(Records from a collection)
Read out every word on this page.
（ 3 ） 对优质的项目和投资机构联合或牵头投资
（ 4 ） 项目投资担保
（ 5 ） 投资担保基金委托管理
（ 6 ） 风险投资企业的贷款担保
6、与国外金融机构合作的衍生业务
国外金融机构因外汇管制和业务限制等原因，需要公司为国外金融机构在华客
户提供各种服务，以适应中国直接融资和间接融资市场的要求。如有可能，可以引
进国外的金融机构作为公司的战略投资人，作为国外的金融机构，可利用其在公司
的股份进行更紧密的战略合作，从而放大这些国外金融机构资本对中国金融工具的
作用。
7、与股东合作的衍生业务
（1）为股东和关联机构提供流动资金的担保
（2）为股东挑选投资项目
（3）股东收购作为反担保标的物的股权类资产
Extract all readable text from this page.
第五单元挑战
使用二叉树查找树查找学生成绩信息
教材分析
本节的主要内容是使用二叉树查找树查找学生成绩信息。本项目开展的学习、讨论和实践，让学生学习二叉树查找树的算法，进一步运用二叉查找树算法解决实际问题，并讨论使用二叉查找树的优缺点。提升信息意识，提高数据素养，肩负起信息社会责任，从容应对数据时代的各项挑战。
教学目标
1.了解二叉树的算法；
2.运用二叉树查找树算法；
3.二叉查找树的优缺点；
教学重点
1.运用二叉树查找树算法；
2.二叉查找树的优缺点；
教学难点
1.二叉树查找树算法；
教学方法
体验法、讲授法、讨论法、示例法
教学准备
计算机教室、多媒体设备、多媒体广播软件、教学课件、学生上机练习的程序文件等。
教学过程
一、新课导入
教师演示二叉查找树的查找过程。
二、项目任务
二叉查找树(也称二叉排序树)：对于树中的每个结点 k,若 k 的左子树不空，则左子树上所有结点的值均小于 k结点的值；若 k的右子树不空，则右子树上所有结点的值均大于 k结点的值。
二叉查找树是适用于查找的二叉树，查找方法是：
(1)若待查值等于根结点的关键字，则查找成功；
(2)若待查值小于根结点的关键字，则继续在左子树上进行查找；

...

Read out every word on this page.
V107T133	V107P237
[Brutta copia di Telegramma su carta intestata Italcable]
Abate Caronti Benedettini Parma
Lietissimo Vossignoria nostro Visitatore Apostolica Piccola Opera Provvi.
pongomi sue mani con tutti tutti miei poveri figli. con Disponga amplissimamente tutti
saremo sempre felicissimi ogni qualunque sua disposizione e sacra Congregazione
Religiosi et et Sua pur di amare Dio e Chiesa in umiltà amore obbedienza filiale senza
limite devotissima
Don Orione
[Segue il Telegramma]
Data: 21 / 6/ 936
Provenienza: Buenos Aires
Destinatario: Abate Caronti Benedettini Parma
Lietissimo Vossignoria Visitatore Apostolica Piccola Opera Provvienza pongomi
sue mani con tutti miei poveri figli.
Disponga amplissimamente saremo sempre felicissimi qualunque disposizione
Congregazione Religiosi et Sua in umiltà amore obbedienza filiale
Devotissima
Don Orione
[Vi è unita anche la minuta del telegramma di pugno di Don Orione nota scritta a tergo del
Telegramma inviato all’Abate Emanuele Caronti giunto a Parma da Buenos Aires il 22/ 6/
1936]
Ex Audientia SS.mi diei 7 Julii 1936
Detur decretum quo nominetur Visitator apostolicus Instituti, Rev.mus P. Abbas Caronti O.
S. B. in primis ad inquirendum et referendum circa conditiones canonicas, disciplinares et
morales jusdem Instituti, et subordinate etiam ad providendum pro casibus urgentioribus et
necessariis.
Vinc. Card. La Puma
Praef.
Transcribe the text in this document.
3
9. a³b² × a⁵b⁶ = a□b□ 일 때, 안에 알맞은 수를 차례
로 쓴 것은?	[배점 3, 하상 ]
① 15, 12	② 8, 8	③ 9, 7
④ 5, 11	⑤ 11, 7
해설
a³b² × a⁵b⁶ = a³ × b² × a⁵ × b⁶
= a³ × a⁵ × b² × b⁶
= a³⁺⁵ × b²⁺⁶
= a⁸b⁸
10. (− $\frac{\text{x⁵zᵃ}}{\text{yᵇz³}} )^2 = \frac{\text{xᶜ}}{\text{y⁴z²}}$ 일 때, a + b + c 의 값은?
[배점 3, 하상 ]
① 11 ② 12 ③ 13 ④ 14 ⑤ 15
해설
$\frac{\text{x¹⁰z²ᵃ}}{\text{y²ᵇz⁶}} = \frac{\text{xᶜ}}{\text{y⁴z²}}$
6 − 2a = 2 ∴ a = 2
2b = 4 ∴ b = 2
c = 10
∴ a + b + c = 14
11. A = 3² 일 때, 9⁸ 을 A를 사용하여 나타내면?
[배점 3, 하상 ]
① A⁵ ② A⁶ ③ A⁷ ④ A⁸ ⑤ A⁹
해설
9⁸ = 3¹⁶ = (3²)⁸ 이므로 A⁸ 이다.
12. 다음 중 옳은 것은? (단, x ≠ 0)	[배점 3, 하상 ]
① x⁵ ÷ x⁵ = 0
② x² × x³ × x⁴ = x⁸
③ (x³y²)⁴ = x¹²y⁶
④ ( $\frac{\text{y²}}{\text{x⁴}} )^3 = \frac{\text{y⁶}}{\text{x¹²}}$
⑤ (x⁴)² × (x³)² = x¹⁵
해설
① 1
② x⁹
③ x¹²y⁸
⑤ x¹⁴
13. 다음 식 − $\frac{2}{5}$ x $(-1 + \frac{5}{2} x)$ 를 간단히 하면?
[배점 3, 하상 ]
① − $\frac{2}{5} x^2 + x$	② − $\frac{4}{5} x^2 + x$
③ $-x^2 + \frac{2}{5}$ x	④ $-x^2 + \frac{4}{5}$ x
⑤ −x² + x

TASK TO COMPLETE: Show every line from the entries above in which "umiltà" appears.

WORKED ANSWER:
Religiosi et et Sua pur di amare Dio e Chiesa in umiltà amore obbedienza filiale senza
Congregazione Religiosi et Sua in umiltà amore obbedienza filiale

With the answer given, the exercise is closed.